#### PROMPT
Below are some records: retype them all exactly, but not the pictures.

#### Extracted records
%%

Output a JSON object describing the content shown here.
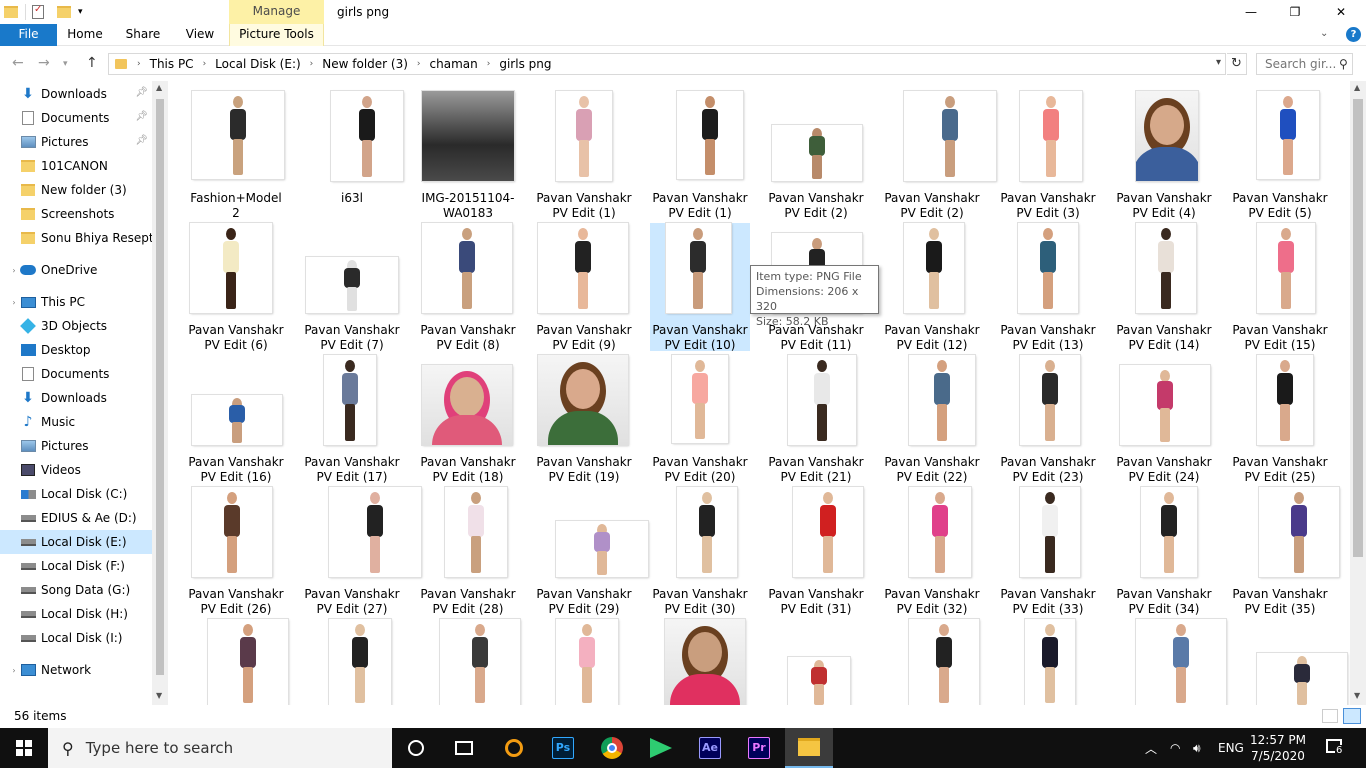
{
  "titlebar": {
    "manage_label": "Manage",
    "title": "girls png",
    "minimize": "—",
    "maximize": "❐",
    "close": "✕"
  },
  "ribbon": {
    "tabs": [
      "File",
      "Home",
      "Share",
      "View",
      "Picture Tools"
    ]
  },
  "address": {
    "crumbs": [
      "This PC",
      "Local Disk (E:)",
      "New folder (3)",
      "chaman",
      "girls png"
    ]
  },
  "search": {
    "placeholder": "Search gir..."
  },
  "sidebar": {
    "items": [
      {
        "label": "Downloads",
        "icon": "download-icon",
        "pinned": true
      },
      {
        "label": "Documents",
        "icon": "documents-icon",
        "pinned": true
      },
      {
        "label": "Pictures",
        "icon": "pictures-icon",
        "pinned": true
      },
      {
        "label": "101CANON",
        "icon": "folder-icon"
      },
      {
        "label": "New folder (3)",
        "icon": "folder-icon"
      },
      {
        "label": "Screenshots",
        "icon": "folder-icon"
      },
      {
        "label": "Sonu Bhiya Resept",
        "icon": "folder-icon"
      },
      {
        "label": "OneDrive",
        "icon": "onedrive-icon"
      },
      {
        "label": "This PC",
        "icon": "this-pc-icon"
      },
      {
        "label": "3D Objects",
        "icon": "3d-objects-icon"
      },
      {
        "label": "Desktop",
        "icon": "desktop-icon"
      },
      {
        "label": "Documents",
        "icon": "documents-icon"
      },
      {
        "label": "Downloads",
        "icon": "download-icon"
      },
      {
        "label": "Music",
        "icon": "music-icon"
      },
      {
        "label": "Pictures",
        "icon": "pictures-icon"
      },
      {
        "label": "Videos",
        "icon": "videos-icon"
      },
      {
        "label": "Local Disk (C:)",
        "icon": "windows-drive-icon"
      },
      {
        "label": "EDIUS & Ae (D:)",
        "icon": "drive-icon"
      },
      {
        "label": "Local Disk (E:)",
        "icon": "drive-icon",
        "selected": true
      },
      {
        "label": "Local Disk (F:)",
        "icon": "drive-icon"
      },
      {
        "label": "Song Data (G:)",
        "icon": "drive-icon"
      },
      {
        "label": "Local Disk (H:)",
        "icon": "drive-icon"
      },
      {
        "label": "Local Disk (I:)",
        "icon": "drive-icon"
      },
      {
        "label": "Network",
        "icon": "network-icon"
      }
    ]
  },
  "files": [
    "Fashion+Model2",
    "i63l",
    "IMG-20151104-WA0183",
    "Pavan Vanshakr PV Edit (1)",
    "Pavan Vanshakr PV Edit (1)",
    "Pavan Vanshakr PV Edit (2)",
    "Pavan Vanshakr PV Edit (2)",
    "Pavan Vanshakr PV Edit (3)",
    "Pavan Vanshakr PV Edit (4)",
    "Pavan Vanshakr PV Edit (5)",
    "Pavan Vanshakr PV Edit (6)",
    "Pavan Vanshakr PV Edit (7)",
    "Pavan Vanshakr PV Edit (8)",
    "Pavan Vanshakr PV Edit (9)",
    "Pavan Vanshakr PV Edit (10)",
    "Pavan Vanshakr PV Edit (11)",
    "Pavan Vanshakr PV Edit (12)",
    "Pavan Vanshakr PV Edit (13)",
    "Pavan Vanshakr PV Edit (14)",
    "Pavan Vanshakr PV Edit (15)",
    "Pavan Vanshakr PV Edit (16)",
    "Pavan Vanshakr PV Edit (17)",
    "Pavan Vanshakr PV Edit (18)",
    "Pavan Vanshakr PV Edit (19)",
    "Pavan Vanshakr PV Edit (20)",
    "Pavan Vanshakr PV Edit (21)",
    "Pavan Vanshakr PV Edit (22)",
    "Pavan Vanshakr PV Edit (23)",
    "Pavan Vanshakr PV Edit (24)",
    "Pavan Vanshakr PV Edit (25)",
    "Pavan Vanshakr PV Edit (26)",
    "Pavan Vanshakr PV Edit (27)",
    "Pavan Vanshakr PV Edit (28)",
    "Pavan Vanshakr PV Edit (29)",
    "Pavan Vanshakr PV Edit (30)",
    "Pavan Vanshakr PV Edit (31)",
    "Pavan Vanshakr PV Edit (32)",
    "Pavan Vanshakr PV Edit (33)",
    "Pavan Vanshakr PV Edit (34)",
    "Pavan Vanshakr PV Edit (35)",
    "",
    "",
    "",
    "",
    "",
    "",
    "",
    "",
    "",
    ""
  ],
  "selected_file_index": 14,
  "tooltip": {
    "type": "Item type: PNG File",
    "dimensions": "Dimensions: 206 x 320",
    "size": "Size: 58.2 KB"
  },
  "status": {
    "count": "56 items"
  },
  "taskbar": {
    "search_text": "Type here to search",
    "apps": [
      "cortana-icon",
      "task-view-icon",
      "search-app-icon",
      "photoshop-icon",
      "chrome-icon",
      "filmora-icon",
      "after-effects-icon",
      "premiere-icon",
      "file-explorer-icon"
    ],
    "ps_label": "Ps",
    "ae_label": "Ae",
    "pr_label": "Pr",
    "language": "ENG",
    "time": "12:57 PM",
    "date": "7/5/2020",
    "notifications": "6"
  },
  "colors": {
    "accent": "#1979ca",
    "manage_bg": "#fdf1a6",
    "selection": "#cce8ff",
    "taskbar": "#101010"
  }
}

%%

#### EXPECTED ANSWER
Output a JSON object describing the content shown here.
{
  "titlebar": {
    "manage_label": "Manage",
    "title": "girls png",
    "minimize": "—",
    "maximize": "❐",
    "close": "✕"
  },
  "ribbon": {
    "tabs": [
      "File",
      "Home",
      "Share",
      "View",
      "Picture Tools"
    ]
  },
  "address": {
    "crumbs": [
      "This PC",
      "Local Disk (E:)",
      "New folder (3)",
      "chaman",
      "girls png"
    ]
  },
  "search": {
    "placeholder": "Search gir..."
  },
  "sidebar": {
    "items": [
      {
        "label": "Downloads",
        "icon": "download-icon",
        "pinned": true
      },
      {
        "label": "Documents",
        "icon": "documents-icon",
        "pinned": true
      },
      {
        "label": "Pictures",
        "icon": "pictures-icon",
        "pinned": true
      },
      {
        "label": "101CANON",
        "icon": "folder-icon"
      },
      {
        "label": "New folder (3)",
        "icon": "folder-icon"
      },
      {
        "label": "Screenshots",
        "icon": "folder-icon"
      },
      {
        "label": "Sonu Bhiya Resept",
        "icon": "folder-icon"
      },
      {
        "label": "OneDrive",
        "icon": "onedrive-icon"
      },
      {
        "label": "This PC",
        "icon": "this-pc-icon"
      },
      {
        "label": "3D Objects",
        "icon": "3d-objects-icon"
      },
      {
        "label": "Desktop",
        "icon": "desktop-icon"
      },
      {
        "label": "Documents",
        "icon": "documents-icon"
      },
      {
        "label": "Downloads",
        "icon": "download-icon"
      },
      {
        "label": "Music",
        "icon": "music-icon"
      },
      {
        "label": "Pictures",
        "icon": "pictures-icon"
      },
      {
        "label": "Videos",
        "icon": "videos-icon"
      },
      {
        "label": "Local Disk (C:)",
        "icon": "windows-drive-icon"
      },
      {
        "label": "EDIUS & Ae (D:)",
        "icon": "drive-icon"
      },
      {
        "label": "Local Disk (E:)",
        "icon": "drive-icon",
        "selected": true
      },
      {
        "label": "Local Disk (F:)",
        "icon": "drive-icon"
      },
      {
        "label": "Song Data (G:)",
        "icon": "drive-icon"
      },
      {
        "label": "Local Disk (H:)",
        "icon": "drive-icon"
      },
      {
        "label": "Local Disk (I:)",
        "icon": "drive-icon"
      },
      {
        "label": "Network",
        "icon": "network-icon"
      }
    ]
  },
  "files": [
    "Fashion+Model2",
    "i63l",
    "IMG-20151104-WA0183",
    "Pavan Vanshakr PV Edit (1)",
    "Pavan Vanshakr PV Edit (1)",
    "Pavan Vanshakr PV Edit (2)",
    "Pavan Vanshakr PV Edit (2)",
    "Pavan Vanshakr PV Edit (3)",
    "Pavan Vanshakr PV Edit (4)",
    "Pavan Vanshakr PV Edit (5)",
    "Pavan Vanshakr PV Edit (6)",
    "Pavan Vanshakr PV Edit (7)",
    "Pavan Vanshakr PV Edit (8)",
    "Pavan Vanshakr PV Edit (9)",
    "Pavan Vanshakr PV Edit (10)",
    "Pavan Vanshakr PV Edit (11)",
    "Pavan Vanshakr PV Edit (12)",
    "Pavan Vanshakr PV Edit (13)",
    "Pavan Vanshakr PV Edit (14)",
    "Pavan Vanshakr PV Edit (15)",
    "Pavan Vanshakr PV Edit (16)",
    "Pavan Vanshakr PV Edit (17)",
    "Pavan Vanshakr PV Edit (18)",
    "Pavan Vanshakr PV Edit (19)",
    "Pavan Vanshakr PV Edit (20)",
    "Pavan Vanshakr PV Edit (21)",
    "Pavan Vanshakr PV Edit (22)",
    "Pavan Vanshakr PV Edit (23)",
    "Pavan Vanshakr PV Edit (24)",
    "Pavan Vanshakr PV Edit (25)",
    "Pavan Vanshakr PV Edit (26)",
    "Pavan Vanshakr PV Edit (27)",
    "Pavan Vanshakr PV Edit (28)",
    "Pavan Vanshakr PV Edit (29)",
    "Pavan Vanshakr PV Edit (30)",
    "Pavan Vanshakr PV Edit (31)",
    "Pavan Vanshakr PV Edit (32)",
    "Pavan Vanshakr PV Edit (33)",
    "Pavan Vanshakr PV Edit (34)",
    "Pavan Vanshakr PV Edit (35)",
    "",
    "",
    "",
    "",
    "",
    "",
    "",
    "",
    "",
    ""
  ],
  "selected_file_index": 14,
  "tooltip": {
    "type": "Item type: PNG File",
    "dimensions": "Dimensions: 206 x 320",
    "size": "Size: 58.2 KB"
  },
  "status": {
    "count": "56 items"
  },
  "taskbar": {
    "search_text": "Type here to search",
    "apps": [
      "cortana-icon",
      "task-view-icon",
      "search-app-icon",
      "photoshop-icon",
      "chrome-icon",
      "filmora-icon",
      "after-effects-icon",
      "premiere-icon",
      "file-explorer-icon"
    ],
    "ps_label": "Ps",
    "ae_label": "Ae",
    "pr_label": "Pr",
    "language": "ENG",
    "time": "12:57 PM",
    "date": "7/5/2020",
    "notifications": "6"
  },
  "colors": {
    "accent": "#1979ca",
    "manage_bg": "#fdf1a6",
    "selection": "#cce8ff",
    "taskbar": "#101010"
  }
}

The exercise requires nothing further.